● **Job**: Determine the number of lines that contain the word "Γεωργοὶ", then state that number and nothing more.

● **Records**:

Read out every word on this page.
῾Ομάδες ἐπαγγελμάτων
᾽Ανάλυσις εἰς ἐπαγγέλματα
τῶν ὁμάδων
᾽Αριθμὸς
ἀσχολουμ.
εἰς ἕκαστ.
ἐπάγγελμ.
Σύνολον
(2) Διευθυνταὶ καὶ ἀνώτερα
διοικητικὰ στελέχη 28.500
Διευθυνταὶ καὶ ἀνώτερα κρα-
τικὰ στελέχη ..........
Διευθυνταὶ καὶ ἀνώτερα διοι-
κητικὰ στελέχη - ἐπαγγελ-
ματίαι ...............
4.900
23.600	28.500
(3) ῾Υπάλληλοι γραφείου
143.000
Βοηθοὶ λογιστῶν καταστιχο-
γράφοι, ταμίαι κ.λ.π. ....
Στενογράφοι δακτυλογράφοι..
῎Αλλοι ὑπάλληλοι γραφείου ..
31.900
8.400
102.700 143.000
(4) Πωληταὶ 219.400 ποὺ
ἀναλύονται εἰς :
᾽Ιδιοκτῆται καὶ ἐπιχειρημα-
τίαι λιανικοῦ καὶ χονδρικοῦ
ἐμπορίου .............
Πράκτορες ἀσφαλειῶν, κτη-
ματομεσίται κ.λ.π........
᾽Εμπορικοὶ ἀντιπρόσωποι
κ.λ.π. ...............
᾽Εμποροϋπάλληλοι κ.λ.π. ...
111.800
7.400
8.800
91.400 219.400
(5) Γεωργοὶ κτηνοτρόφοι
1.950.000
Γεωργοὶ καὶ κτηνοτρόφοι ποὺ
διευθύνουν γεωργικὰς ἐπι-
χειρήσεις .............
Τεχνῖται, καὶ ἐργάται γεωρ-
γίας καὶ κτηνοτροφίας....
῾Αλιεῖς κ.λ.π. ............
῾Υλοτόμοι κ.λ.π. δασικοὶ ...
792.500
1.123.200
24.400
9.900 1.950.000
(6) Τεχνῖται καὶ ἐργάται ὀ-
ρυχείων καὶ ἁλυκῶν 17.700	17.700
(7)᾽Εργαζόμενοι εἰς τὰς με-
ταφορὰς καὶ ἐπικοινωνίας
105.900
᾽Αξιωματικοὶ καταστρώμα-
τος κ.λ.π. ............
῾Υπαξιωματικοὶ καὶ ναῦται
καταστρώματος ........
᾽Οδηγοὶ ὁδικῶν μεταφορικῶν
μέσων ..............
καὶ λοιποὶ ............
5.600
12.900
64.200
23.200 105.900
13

● **Response to this task**: 2